Records that describe figures

· · ·

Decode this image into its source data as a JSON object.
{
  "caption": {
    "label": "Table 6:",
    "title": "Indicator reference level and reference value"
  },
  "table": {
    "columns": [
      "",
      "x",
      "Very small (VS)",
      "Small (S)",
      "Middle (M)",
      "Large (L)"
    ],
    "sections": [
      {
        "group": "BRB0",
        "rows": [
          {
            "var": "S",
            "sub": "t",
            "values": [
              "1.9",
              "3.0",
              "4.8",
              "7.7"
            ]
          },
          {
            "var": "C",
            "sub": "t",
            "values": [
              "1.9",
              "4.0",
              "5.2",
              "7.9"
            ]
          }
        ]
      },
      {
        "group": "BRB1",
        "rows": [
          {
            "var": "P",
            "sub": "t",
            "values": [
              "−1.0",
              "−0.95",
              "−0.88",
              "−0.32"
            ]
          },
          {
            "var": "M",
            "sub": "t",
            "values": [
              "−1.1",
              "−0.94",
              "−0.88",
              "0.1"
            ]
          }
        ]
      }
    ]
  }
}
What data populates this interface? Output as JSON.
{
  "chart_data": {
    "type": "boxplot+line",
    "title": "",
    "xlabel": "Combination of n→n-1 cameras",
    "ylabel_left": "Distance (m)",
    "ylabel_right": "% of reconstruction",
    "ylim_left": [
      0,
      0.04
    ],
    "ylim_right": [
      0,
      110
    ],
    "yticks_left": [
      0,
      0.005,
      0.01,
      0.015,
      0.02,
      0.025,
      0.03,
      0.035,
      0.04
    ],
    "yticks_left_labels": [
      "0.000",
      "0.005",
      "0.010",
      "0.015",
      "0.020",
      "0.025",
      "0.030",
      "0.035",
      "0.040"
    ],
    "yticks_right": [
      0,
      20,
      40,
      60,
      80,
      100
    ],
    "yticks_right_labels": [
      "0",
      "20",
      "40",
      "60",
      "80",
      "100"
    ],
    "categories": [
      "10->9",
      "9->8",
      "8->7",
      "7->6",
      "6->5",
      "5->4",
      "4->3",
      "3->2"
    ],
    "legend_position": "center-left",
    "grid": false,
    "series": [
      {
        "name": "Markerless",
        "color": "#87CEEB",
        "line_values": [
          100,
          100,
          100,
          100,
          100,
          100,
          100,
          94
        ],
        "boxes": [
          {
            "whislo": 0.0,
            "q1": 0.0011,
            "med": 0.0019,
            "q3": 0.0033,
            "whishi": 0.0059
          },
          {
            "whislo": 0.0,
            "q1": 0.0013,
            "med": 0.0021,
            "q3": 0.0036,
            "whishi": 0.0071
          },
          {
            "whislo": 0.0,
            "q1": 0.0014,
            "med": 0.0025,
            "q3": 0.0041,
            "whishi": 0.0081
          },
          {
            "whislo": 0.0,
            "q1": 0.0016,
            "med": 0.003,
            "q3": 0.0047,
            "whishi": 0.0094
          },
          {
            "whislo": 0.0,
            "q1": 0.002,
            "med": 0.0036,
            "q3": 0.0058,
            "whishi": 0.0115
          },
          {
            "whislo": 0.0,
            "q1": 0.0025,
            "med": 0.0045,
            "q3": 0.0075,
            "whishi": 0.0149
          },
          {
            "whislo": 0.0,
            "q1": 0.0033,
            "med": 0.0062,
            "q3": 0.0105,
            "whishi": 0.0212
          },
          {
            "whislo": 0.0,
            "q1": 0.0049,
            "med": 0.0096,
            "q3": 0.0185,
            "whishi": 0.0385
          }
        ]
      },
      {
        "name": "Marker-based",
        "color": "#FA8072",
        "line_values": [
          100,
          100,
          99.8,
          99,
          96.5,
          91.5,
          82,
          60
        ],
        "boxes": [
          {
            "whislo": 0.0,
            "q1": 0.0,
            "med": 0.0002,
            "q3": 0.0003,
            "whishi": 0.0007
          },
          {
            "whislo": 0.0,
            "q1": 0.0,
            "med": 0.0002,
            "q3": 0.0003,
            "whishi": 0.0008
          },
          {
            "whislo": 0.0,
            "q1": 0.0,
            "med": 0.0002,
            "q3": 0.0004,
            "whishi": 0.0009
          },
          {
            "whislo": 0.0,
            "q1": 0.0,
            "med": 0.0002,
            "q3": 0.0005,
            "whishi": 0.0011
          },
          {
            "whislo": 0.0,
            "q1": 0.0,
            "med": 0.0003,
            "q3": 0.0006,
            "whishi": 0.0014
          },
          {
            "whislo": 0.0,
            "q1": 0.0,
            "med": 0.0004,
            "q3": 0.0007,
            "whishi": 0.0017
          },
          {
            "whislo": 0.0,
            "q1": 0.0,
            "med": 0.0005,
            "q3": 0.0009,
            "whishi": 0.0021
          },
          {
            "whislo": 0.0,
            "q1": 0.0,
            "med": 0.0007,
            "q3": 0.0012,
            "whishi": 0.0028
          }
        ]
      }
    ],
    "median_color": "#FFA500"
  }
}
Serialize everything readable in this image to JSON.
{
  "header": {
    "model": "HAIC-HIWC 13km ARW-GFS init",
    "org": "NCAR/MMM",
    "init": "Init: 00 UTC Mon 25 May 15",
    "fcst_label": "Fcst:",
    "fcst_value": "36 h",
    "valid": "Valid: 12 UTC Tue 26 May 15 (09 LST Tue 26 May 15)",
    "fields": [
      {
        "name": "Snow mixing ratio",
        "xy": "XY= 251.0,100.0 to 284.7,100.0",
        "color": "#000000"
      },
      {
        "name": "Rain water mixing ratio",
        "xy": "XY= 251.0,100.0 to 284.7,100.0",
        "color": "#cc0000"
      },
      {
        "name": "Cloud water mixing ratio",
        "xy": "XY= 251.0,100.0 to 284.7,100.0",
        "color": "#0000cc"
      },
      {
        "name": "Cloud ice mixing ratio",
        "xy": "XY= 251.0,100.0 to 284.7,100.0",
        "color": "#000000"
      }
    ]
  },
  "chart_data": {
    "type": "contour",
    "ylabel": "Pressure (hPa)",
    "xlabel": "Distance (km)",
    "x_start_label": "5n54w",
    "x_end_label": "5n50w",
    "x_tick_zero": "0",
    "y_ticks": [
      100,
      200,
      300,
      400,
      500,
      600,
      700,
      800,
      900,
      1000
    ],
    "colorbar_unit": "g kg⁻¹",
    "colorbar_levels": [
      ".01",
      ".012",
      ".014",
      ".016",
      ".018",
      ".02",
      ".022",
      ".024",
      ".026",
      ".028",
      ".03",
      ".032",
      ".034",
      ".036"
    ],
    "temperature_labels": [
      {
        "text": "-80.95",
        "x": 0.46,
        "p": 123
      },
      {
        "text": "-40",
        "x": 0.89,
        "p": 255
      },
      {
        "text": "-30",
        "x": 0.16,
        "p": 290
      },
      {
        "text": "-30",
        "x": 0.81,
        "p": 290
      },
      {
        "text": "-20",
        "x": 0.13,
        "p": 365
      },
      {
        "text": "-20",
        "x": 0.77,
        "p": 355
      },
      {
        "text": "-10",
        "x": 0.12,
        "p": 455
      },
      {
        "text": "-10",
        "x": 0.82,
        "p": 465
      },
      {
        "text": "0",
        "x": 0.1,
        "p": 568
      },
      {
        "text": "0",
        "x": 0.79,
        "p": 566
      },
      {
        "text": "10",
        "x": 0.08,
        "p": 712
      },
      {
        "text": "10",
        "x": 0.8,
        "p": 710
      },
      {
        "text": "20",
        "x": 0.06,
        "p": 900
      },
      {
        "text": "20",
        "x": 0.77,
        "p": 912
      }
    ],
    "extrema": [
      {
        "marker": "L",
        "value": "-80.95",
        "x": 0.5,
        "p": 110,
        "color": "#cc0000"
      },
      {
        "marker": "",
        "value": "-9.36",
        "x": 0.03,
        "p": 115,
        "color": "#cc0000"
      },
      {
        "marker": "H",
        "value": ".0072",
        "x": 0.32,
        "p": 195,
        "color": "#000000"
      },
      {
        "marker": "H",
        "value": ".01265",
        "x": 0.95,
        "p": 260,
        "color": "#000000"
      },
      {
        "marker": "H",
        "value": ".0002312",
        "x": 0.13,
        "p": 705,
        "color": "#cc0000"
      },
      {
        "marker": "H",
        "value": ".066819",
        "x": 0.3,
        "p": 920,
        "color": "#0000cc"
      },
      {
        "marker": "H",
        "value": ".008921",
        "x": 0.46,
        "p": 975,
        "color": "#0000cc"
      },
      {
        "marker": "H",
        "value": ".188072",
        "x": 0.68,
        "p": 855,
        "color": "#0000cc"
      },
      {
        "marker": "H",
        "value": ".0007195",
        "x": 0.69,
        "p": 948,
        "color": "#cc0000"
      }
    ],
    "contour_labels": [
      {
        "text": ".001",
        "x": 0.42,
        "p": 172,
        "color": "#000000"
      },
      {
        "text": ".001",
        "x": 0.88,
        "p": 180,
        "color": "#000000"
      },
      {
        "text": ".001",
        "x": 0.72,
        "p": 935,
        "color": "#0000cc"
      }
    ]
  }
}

· · ·

• **Objective**:
Reproduce each line of the material containing the word "title".

• **Result of the exercise**:
    "title": "Indicator reference level and reference value"
    "title": "",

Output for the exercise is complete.